:: Data entries ::
-----

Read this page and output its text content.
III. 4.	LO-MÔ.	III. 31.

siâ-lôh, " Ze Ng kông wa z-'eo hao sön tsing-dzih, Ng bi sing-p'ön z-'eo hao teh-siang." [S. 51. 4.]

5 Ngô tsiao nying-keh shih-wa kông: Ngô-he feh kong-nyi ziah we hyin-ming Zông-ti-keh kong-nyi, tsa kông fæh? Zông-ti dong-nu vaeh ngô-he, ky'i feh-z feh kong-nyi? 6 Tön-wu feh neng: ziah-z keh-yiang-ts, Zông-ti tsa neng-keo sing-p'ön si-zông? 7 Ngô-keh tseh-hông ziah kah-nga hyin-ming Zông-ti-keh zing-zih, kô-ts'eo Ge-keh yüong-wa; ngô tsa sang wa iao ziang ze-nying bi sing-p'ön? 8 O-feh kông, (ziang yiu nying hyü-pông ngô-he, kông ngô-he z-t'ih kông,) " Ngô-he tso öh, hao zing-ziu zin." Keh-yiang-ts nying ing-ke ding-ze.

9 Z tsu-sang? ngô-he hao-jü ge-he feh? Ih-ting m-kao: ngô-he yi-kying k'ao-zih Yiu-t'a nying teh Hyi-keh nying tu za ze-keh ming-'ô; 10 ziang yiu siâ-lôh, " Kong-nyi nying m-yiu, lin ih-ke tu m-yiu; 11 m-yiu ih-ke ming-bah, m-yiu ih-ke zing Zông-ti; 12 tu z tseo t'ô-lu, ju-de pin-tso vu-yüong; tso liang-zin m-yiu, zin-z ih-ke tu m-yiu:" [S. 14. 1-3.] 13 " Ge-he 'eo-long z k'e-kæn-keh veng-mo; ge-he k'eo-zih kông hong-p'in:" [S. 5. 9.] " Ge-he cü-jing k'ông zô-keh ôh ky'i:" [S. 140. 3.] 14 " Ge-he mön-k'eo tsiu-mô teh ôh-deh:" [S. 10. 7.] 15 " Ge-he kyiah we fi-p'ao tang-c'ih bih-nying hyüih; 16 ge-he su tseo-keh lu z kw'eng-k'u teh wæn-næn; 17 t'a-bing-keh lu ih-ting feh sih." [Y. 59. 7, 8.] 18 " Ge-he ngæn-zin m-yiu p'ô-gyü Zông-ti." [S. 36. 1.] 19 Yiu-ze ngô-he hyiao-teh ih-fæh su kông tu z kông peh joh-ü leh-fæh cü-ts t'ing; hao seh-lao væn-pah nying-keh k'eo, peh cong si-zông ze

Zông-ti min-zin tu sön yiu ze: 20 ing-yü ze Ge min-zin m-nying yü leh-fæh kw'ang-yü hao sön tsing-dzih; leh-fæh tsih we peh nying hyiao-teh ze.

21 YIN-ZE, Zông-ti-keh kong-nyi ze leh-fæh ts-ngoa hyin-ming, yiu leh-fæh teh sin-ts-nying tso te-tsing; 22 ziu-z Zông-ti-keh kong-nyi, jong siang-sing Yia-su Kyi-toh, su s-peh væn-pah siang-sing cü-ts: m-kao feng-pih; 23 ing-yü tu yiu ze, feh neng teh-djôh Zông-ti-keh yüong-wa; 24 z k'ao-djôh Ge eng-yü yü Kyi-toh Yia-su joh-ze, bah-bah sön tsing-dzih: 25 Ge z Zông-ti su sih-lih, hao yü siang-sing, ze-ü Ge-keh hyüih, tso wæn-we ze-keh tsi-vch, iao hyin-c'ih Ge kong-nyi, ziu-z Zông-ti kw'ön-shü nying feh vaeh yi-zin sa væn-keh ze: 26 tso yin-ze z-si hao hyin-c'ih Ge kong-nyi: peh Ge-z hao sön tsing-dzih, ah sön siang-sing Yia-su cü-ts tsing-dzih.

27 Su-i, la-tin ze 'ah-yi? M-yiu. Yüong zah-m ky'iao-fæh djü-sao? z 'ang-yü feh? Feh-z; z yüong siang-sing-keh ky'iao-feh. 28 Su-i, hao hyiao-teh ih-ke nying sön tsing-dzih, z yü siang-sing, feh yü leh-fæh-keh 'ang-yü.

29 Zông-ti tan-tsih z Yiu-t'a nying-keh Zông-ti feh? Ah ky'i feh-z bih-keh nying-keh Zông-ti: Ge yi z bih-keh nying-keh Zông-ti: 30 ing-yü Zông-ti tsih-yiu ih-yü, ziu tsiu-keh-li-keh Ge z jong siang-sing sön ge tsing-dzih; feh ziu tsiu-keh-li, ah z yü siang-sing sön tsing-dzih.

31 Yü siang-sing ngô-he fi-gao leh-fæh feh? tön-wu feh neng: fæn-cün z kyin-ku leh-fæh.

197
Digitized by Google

-----

:: Problem requirements ::
Copy every line above that includes the string "tsih".

:: Exercise result ::
Zông-ti min-zin tu sön yiu ze: 20 ing-yü ze Ge min-zin m-nying yü leh-fæh kw'ang-yü hao sön tsing-dzih; leh-fæh tsih we peh nying hyiao-teh ze.
29 Zông-ti tan-tsih z Yiu-t'a nying-keh Zông-ti feh? Ah ky'i feh-z bih-keh nying-keh Zông-ti: Ge yi z bih-keh nying-keh Zông-ti: 30 ing-yü Zông-ti tsih-yiu ih-yü, ziu tsiu-keh-li-keh Ge z jong siang-sing sön ge tsing-dzih; feh ziu tsiu-keh-li, ah z yü siang-sing sön tsing-dzih.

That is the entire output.